→ **TEXTE À LIRE**:
Qu'est-ce que l'Accord Multilatéral sur l'Investissement (AMI) ?

 

 

 

 

En septembre 1998, une commission remettait au gouvernement français un rapport sur l'Accord Multilatéral sur l'Investissement (AMI) [1].

Le présent document, en reprenant, de manière synthétique, les grandes lignes de ce rapport, va vous permettre de comprendre ce qu'était cet AMI et pourquoi il a suscité tant de protestations au sein de la société civile.

 

 

Le rapport de la Commission commençait par définir ce qu'était l'AMI : C'est un " accord [qui] vise à libéraliser les investissements (tous les investissements) et à mieux protéger les investisseurs. Les négociations ont commencé en avril 1995, à l'OCDE. Elles ont été suspendues en avril 1998 en raison des vives oppositions suscitées par le projet dans sa forme actuelle. "

La Commission rappelle l'ampleur des contestations qui ont surgi suite à ce projet d'accord :

La contestation " est apparue simultanément dans plusieurs pays. Le Gouvernement français n'est pas seul confronté à une remise en cause de l'AMI. La même opposition se manifeste, avec autant de force, aux Etats-Unis, au Canada et dans certains pays de l'Union Européenne. [...] En France, le secteur culturel et audiovisuel est naturellement à la pointe de la contestation. Mais la résonance du discours hostile à l'AMI témoigne d'une inquiétude plus large et plus fondamentale. "

(Données de coordonnées de mise en page)
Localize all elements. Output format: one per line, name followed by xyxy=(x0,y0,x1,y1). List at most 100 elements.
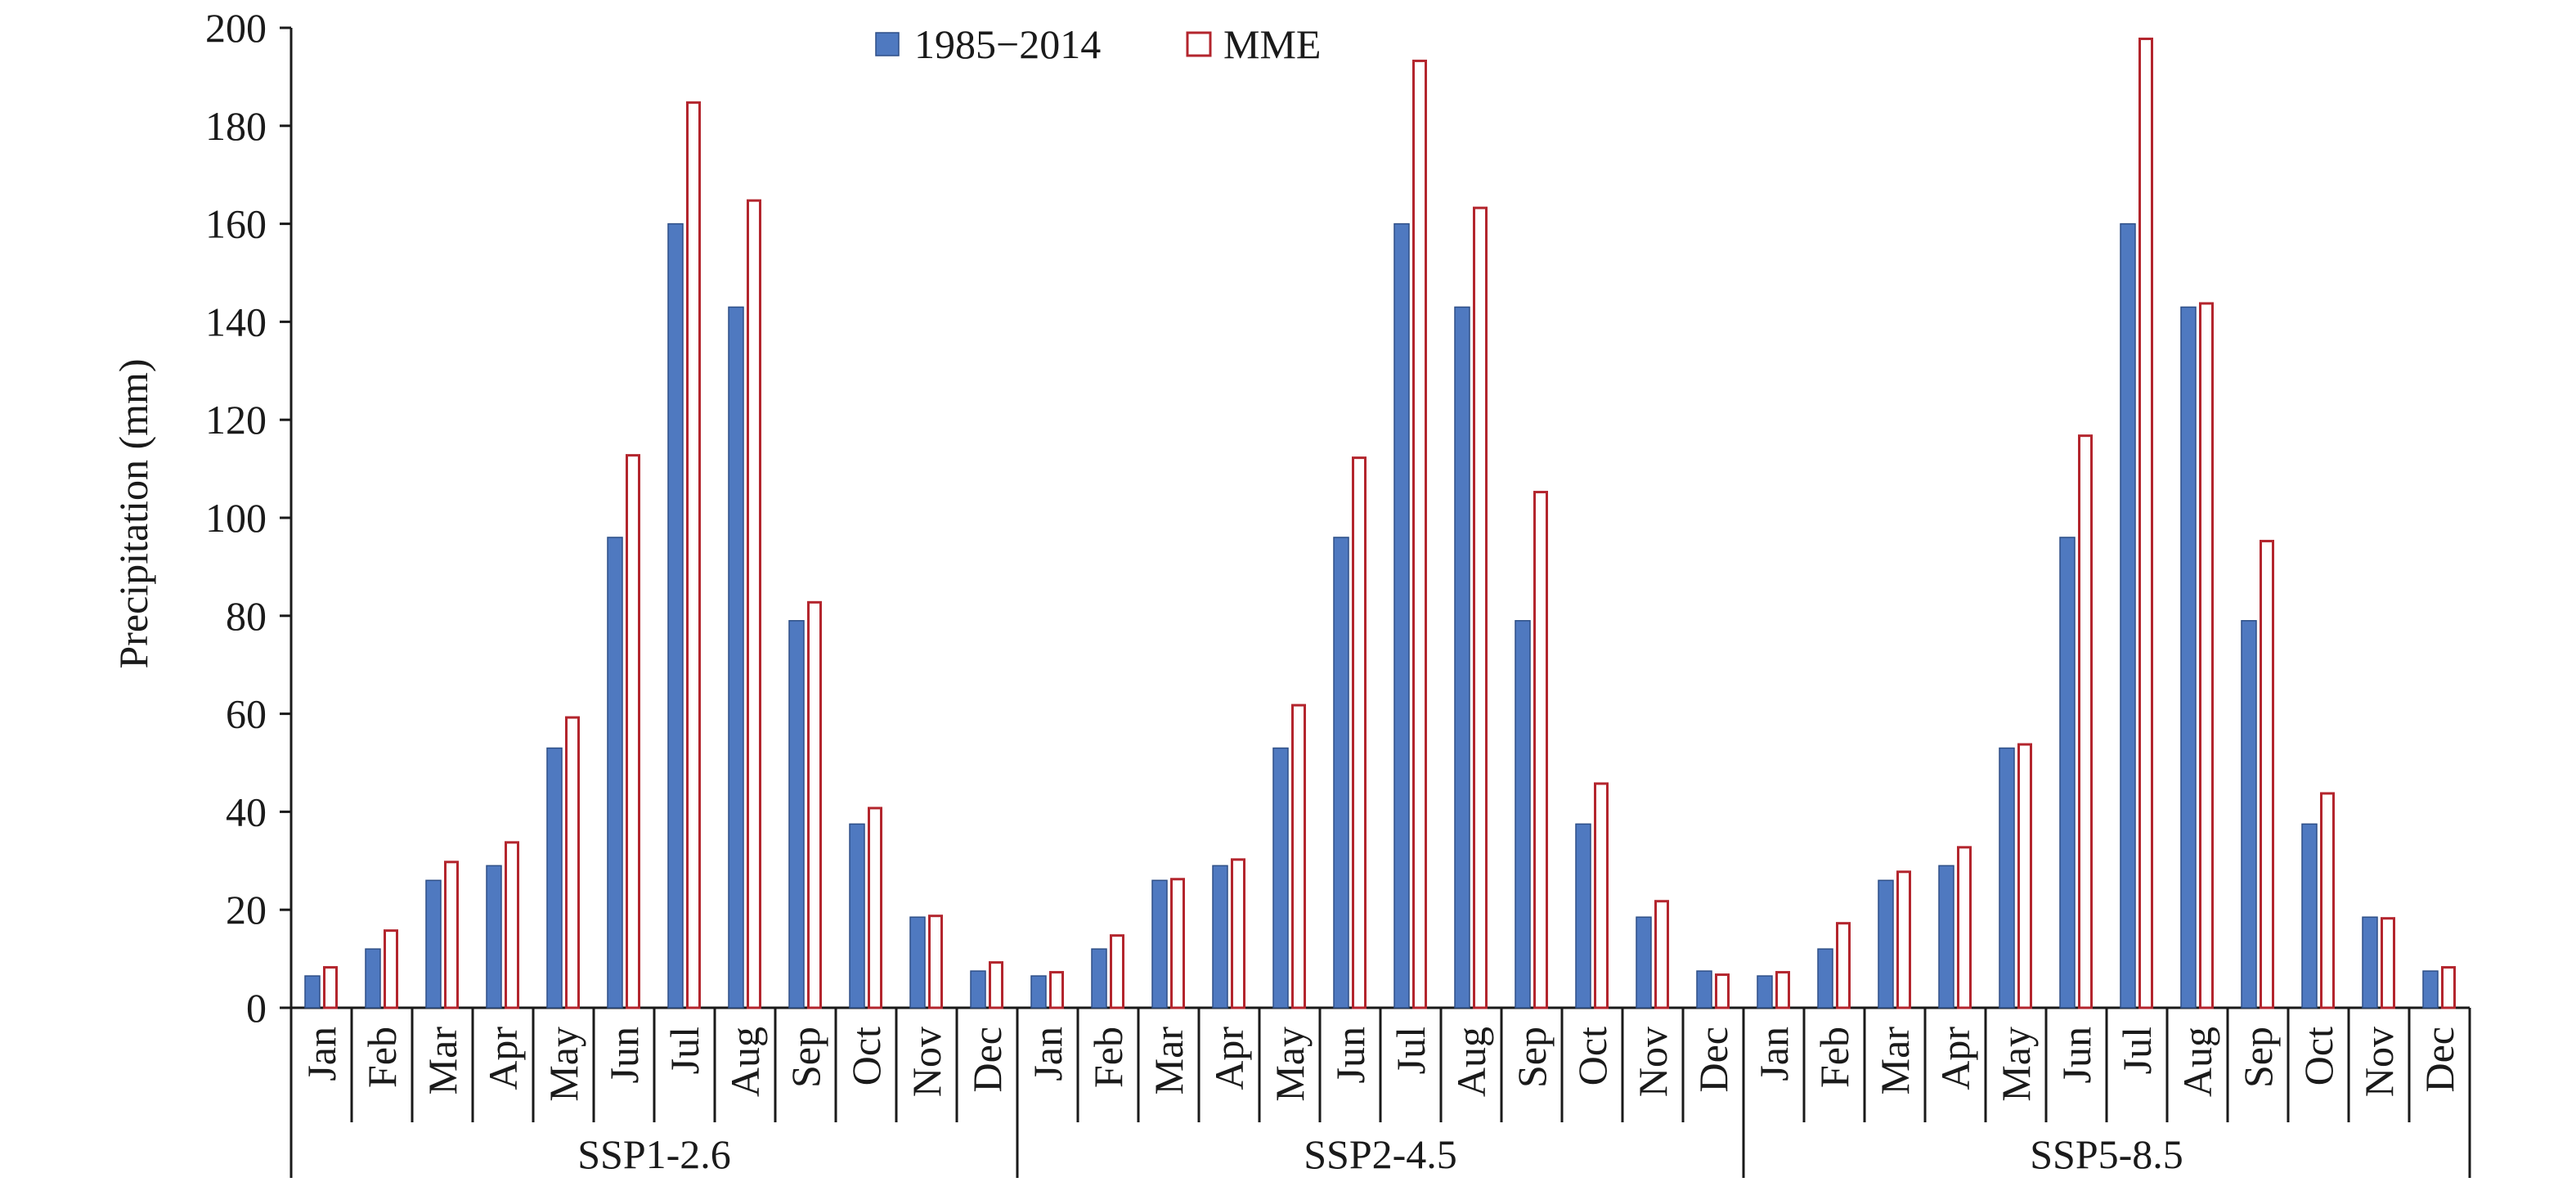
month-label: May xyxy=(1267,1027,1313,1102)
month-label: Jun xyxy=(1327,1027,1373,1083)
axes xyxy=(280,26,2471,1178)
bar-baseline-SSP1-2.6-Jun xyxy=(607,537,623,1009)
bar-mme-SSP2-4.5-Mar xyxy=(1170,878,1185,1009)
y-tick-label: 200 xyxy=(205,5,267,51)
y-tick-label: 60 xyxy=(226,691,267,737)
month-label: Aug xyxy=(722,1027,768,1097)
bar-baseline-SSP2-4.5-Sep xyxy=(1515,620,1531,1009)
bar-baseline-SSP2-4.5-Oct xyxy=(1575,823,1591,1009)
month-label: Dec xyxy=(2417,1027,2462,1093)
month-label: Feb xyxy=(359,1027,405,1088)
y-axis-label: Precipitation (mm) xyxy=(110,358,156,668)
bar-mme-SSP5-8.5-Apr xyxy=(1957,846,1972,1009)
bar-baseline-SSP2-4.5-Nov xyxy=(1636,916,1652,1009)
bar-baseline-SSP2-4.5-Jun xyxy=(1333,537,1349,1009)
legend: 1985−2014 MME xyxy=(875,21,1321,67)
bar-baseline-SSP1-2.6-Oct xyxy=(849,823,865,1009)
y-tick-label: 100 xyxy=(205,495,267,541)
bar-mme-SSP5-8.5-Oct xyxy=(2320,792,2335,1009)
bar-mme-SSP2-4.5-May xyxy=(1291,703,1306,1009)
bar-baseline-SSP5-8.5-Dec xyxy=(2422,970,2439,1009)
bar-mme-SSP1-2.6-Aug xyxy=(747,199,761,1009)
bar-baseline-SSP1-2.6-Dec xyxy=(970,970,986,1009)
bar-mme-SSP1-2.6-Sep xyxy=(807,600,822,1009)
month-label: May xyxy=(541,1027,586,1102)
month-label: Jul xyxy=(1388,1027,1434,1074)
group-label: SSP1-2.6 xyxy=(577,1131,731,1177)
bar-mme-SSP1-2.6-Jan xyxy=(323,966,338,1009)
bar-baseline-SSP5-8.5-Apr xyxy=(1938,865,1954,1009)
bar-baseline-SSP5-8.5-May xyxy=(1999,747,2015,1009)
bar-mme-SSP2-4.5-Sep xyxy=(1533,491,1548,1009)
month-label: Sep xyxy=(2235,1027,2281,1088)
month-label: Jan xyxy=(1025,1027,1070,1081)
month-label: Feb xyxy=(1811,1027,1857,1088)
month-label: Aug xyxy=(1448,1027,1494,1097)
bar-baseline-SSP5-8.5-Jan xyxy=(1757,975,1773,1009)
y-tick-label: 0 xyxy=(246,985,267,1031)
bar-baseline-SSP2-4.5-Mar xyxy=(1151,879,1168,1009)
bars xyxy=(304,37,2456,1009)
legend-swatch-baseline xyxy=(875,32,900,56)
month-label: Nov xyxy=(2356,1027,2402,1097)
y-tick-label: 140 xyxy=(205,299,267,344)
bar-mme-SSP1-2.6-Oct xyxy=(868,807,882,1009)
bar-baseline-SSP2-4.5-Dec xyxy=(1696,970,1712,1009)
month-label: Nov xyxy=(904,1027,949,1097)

→ **CONSIGNES**:
1) Recopiez le passage du texte sur l'AMI qui va de « Qu'est-ce que l'Accord » jusqu'à « l'Investissement (AMI) [1]. » inclus.
2) Prolongez le texte sur l'AMI au-delà de sa dernière phrase.

→ **RÉPONSES**:
1)
Qu'est-ce que l'Accord Multilatéral sur l'Investissement (AMI) ?

 

 

 

 

En septembre 1998, une commission remettait au gouvernement français un rapport sur l'Accord Multilatéral sur l'Investissement (AMI) [1].

2)
" L'AMI marque [...] une étape dans les négociations économiques internationales. Pour la première fois, on assiste à l'émergence d'une "société civile mondiale", représentée par des organisations non gouvernementales, qui sont souvent implantées dans plusieurs Etats et communiquent au-delà des frontières. Cette évolution est sans doute irréversible. "

" L'accord est devenu un symbole. Il cristallise les revendications et frustrations de la société civile vis-à-vis de la mondialisation. "

Le sérieux de la société civile est souligné : " Sur un sujet pourtant très technique, les représentants de la société civile nous sont apparus parfaitement informés, et leurs critiques bien argumentées sur le plan juridique. ". La Commission précise que l'opposition à l'AMI n'était pas une opposition bornée au principe de l'investissement étranger : " Il faut le souligner, nous n'avons pas rencontré d'hostilité de principe à l'investissement étranger. L'intérêt de l'investissement étranger pour l'économie française, notamment en terme d'effets sur l'emploi, a été évoqué par de nombreux intervenants. Le mot de "délocalisation" n'a été (à une exception près) jamais prononcé. L'objectif général de règles internationales s'appliquant à l'investissement étranger n'est contesté par personne. " Cet accord ne traite en effet pas des " flux financiers à caractère spéculatif ", cible principale des mouvements comme ATTAC, mais de " l'investissement direct, beaucoup plus stable ", contre lequel la société civile n'a pas d'animosité particulière.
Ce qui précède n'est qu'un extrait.